PROVIDED PASSAGE.

CSD ERP analysis for EEG data
Over the occipital electrode site (Oz, Fig. 3), an early positive component (CSD-P1) after ∼100 ms was found to differ significantly (F(4,68) = 7.85, p < 0.001) between pure-noise and all object conditions (all p < 0.001), but the different object conditions did not differ significantly from each other (all p > 0.10). This was followed by a negative component (CSD-N2) peaking ∼200 ms after stimulus onset that showed a significant modulation by discriminability levels (F(4,68) = 5.50, p < 0.001). The third, negative component peaked at 300 ms after stimulus onset and showed a slow decay until 600 ms, i.e., approximately until the beginning of the response phase. The amplitude of the CSD-N3 varied significantly with the discriminability levels (F(4,68) = 10.23, p < 0.001; Fig. 3A). CSD ERPs appeared to be more sensitive to differences between discriminability conditions than classical ERP analyses. However, neither form of ERP analysis could reveal the decision outcomes. Note that this underscores the importance of the following pattern classification analysis.

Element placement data
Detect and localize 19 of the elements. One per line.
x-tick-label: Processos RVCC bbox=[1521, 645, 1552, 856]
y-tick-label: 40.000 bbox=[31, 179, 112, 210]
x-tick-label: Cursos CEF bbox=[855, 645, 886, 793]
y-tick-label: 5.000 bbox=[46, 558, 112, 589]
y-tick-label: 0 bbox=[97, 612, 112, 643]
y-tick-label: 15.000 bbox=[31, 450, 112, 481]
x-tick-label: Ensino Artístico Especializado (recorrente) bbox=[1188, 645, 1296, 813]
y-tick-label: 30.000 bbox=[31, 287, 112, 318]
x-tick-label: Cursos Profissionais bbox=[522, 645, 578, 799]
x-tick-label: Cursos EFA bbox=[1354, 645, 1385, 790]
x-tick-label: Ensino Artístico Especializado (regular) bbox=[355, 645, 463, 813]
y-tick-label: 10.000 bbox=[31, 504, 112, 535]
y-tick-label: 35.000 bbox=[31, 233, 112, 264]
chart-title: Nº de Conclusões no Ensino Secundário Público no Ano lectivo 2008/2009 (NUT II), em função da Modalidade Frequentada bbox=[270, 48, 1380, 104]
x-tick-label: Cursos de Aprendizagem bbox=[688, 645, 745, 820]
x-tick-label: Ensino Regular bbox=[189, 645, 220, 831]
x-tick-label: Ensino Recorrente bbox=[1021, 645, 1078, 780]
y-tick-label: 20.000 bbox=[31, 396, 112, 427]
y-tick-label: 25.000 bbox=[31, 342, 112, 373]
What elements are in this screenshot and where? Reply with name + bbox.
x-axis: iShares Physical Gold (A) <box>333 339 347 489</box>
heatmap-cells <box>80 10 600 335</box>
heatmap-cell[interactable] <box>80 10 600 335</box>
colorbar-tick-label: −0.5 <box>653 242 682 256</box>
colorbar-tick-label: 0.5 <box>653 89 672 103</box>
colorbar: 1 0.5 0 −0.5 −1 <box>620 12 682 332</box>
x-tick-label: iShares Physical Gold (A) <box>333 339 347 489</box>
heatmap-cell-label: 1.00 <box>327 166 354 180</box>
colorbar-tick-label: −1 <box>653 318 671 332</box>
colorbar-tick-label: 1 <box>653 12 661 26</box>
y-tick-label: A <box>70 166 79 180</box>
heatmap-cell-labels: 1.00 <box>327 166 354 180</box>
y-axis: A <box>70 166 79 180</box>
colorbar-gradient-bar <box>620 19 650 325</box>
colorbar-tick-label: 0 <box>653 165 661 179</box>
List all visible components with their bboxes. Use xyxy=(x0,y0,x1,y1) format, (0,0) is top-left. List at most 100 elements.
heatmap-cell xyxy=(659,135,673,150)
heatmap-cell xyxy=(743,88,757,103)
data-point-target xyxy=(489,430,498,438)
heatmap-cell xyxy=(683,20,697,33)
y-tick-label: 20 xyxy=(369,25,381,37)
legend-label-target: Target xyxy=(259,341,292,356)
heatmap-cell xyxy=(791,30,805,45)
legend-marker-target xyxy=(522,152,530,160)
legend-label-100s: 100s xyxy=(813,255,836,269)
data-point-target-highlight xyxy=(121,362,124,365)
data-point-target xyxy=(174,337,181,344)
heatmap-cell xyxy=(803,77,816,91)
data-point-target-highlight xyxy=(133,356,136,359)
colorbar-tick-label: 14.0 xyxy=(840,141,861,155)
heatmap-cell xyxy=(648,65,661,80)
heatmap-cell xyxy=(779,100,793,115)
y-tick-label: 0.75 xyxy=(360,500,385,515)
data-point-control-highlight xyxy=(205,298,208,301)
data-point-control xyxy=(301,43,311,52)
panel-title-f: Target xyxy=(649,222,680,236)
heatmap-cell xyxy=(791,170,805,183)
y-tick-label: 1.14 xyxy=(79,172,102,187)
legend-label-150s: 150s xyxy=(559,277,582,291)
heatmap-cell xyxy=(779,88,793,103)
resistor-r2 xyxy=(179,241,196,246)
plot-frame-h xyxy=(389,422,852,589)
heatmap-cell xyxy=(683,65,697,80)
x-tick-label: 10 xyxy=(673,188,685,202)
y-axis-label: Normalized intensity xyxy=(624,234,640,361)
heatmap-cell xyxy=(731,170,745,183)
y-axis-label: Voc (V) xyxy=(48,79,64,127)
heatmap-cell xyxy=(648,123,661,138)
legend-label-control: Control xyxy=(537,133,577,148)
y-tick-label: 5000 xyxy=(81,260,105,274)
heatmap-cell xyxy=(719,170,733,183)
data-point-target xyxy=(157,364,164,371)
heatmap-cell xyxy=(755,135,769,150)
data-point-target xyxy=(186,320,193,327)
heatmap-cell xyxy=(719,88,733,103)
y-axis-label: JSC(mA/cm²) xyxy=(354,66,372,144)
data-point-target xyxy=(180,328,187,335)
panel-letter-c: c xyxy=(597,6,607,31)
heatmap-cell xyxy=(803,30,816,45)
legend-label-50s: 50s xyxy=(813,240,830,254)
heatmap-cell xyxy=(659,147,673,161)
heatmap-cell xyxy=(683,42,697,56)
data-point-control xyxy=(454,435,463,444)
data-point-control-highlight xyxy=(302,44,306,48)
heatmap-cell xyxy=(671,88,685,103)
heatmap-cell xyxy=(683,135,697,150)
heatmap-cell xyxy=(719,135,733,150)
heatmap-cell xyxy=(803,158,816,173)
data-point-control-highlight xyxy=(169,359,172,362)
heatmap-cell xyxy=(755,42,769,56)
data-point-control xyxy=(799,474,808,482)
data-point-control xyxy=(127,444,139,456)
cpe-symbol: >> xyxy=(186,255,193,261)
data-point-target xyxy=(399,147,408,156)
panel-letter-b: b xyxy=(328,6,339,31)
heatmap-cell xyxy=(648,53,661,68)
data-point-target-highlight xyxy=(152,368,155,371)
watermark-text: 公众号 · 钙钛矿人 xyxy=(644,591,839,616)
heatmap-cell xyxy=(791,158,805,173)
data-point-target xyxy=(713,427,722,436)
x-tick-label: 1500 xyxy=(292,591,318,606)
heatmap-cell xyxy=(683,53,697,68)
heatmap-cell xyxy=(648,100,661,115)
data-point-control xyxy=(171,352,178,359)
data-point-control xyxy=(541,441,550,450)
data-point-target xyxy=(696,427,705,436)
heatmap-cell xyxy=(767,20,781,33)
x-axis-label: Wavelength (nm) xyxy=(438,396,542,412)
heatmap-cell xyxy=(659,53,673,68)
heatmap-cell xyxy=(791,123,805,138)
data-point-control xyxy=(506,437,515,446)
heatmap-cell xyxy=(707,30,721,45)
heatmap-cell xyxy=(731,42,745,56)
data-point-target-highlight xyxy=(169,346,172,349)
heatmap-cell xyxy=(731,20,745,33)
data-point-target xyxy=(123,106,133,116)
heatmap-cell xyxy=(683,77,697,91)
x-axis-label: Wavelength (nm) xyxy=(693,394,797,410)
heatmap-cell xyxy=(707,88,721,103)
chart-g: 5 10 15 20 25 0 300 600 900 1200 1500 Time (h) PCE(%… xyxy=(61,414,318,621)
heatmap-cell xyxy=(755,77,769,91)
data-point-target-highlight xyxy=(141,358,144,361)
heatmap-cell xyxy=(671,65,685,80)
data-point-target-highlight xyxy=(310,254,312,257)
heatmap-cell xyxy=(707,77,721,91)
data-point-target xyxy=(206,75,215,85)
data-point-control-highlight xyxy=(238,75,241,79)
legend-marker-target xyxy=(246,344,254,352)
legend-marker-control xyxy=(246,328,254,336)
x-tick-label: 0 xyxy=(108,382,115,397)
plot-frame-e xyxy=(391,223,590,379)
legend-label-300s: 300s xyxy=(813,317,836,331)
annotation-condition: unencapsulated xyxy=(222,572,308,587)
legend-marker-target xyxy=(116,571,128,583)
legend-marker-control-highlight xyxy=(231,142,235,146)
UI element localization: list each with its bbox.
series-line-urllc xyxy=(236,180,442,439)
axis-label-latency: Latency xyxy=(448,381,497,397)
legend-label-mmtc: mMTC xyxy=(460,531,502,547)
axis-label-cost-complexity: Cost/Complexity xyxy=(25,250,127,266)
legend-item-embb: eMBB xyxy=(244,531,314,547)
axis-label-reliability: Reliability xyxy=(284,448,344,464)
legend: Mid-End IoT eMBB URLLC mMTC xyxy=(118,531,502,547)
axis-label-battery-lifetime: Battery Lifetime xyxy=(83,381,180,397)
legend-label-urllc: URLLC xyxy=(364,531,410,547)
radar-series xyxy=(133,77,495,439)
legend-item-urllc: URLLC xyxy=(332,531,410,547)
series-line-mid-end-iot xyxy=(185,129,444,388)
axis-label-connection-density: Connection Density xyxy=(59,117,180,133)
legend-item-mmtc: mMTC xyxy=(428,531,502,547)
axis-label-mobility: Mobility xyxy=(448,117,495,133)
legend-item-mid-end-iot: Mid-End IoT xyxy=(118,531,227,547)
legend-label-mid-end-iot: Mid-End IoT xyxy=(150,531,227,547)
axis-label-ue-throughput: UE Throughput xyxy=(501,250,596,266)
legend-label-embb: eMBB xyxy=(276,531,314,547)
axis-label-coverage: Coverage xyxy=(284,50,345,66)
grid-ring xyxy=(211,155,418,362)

TASKS AND EXERCISES.
1. Using the passage on CSD ERP analysis, decide whether each statement agrees with it: (a) the CSD-P1 component differed significantly among the object conditions; (b) the CSD-N2 component peaked about 200 ms after stimulus onset; (c) both forms of ERP analysis revealed the decision outcomes. Answer yes or no for each and quote the words that decide it.
2. Rewrite the records as a numbered list, from the start of the records up to and including the line containing "y-tick-label: 0 bbox=[97, 612, 112, 643]", leaving out any blank lines.

COMPLETED EXERCISE.
1.
(a) No: "the different object conditions did not differ significantly from each other (all p > 0.10)"
(b) Yes: "a negative component (CSD-N2) peaking ∼200 ms after stimulus onset"
(c) No: "neither form of ERP analysis could reveal the decision outcomes"

2.
1. Detect and localize 19 of the elements. One per line.
2. x-tick-label: Processos RVCC bbox=[1521, 645, 1552, 856]
3. y-tick-label: 40.000 bbox=[31, 179, 112, 210]
4. x-tick-label: Cursos CEF bbox=[855, 645, 886, 793]
5. y-tick-label: 5.000 bbox=[46, 558, 112, 589]
6. y-tick-label: 0 bbox=[97, 612, 112, 643]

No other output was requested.